Written instruction: Give the data again exactly as written, skipping any pictures.
**** Recorded information ****
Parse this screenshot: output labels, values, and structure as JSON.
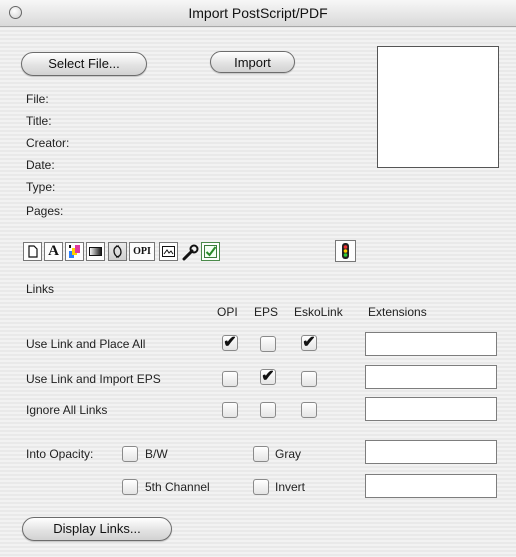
{
  "window": {
    "title": "Import PostScript/PDF"
  },
  "buttons": {
    "select_file": "Select File...",
    "import": "Import",
    "display_links": "Display Links..."
  },
  "info_labels": [
    "File:",
    "Title:",
    "Creator:",
    "Date:",
    "Type:",
    "Pages:"
  ],
  "toolbar": {
    "icons": [
      "document-icon",
      "font-icon",
      "color-swatch-icon",
      "gradient-icon",
      "link-icon",
      "opi-icon",
      "image-icon",
      "wrench-icon",
      "checkmark-icon"
    ],
    "text_font": "A",
    "text_opi": "OPI"
  },
  "links": {
    "heading": "Links",
    "columns": [
      "OPI",
      "EPS",
      "EskoLink",
      "Extensions"
    ],
    "rows": [
      {
        "label": "Use Link and Place All",
        "opi": true,
        "eps": false,
        "esko": true,
        "extensions": ""
      },
      {
        "label": "Use Link and Import EPS",
        "opi": false,
        "eps": true,
        "esko": false,
        "extensions": ""
      },
      {
        "label": "Ignore All Links",
        "opi": false,
        "eps": false,
        "esko": false,
        "extensions": ""
      }
    ]
  },
  "opacity": {
    "label": "Into Opacity:",
    "options": [
      {
        "label": "B/W",
        "checked": false
      },
      {
        "label": "Gray",
        "checked": false
      },
      {
        "label": "5th Channel",
        "checked": false
      },
      {
        "label": "Invert",
        "checked": false
      }
    ],
    "extensions": [
      "",
      ""
    ]
  },
  "check_glyph": "✔"
}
****
Task output:
Parse this screenshot: output labels, values, and structure as JSON.
{
  "window": {
    "title": "Import PostScript/PDF"
  },
  "buttons": {
    "select_file": "Select File...",
    "import": "Import",
    "display_links": "Display Links..."
  },
  "info_labels": [
    "File:",
    "Title:",
    "Creator:",
    "Date:",
    "Type:",
    "Pages:"
  ],
  "toolbar": {
    "icons": [
      "document-icon",
      "font-icon",
      "color-swatch-icon",
      "gradient-icon",
      "link-icon",
      "opi-icon",
      "image-icon",
      "wrench-icon",
      "checkmark-icon"
    ],
    "text_font": "A",
    "text_opi": "OPI"
  },
  "links": {
    "heading": "Links",
    "columns": [
      "OPI",
      "EPS",
      "EskoLink",
      "Extensions"
    ],
    "rows": [
      {
        "label": "Use Link and Place All",
        "opi": true,
        "eps": false,
        "esko": true,
        "extensions": ""
      },
      {
        "label": "Use Link and Import EPS",
        "opi": false,
        "eps": true,
        "esko": false,
        "extensions": ""
      },
      {
        "label": "Ignore All Links",
        "opi": false,
        "eps": false,
        "esko": false,
        "extensions": ""
      }
    ]
  },
  "opacity": {
    "label": "Into Opacity:",
    "options": [
      {
        "label": "B/W",
        "checked": false
      },
      {
        "label": "Gray",
        "checked": false
      },
      {
        "label": "5th Channel",
        "checked": false
      },
      {
        "label": "Invert",
        "checked": false
      }
    ],
    "extensions": [
      "",
      ""
    ]
  },
  "check_glyph": "✔"
}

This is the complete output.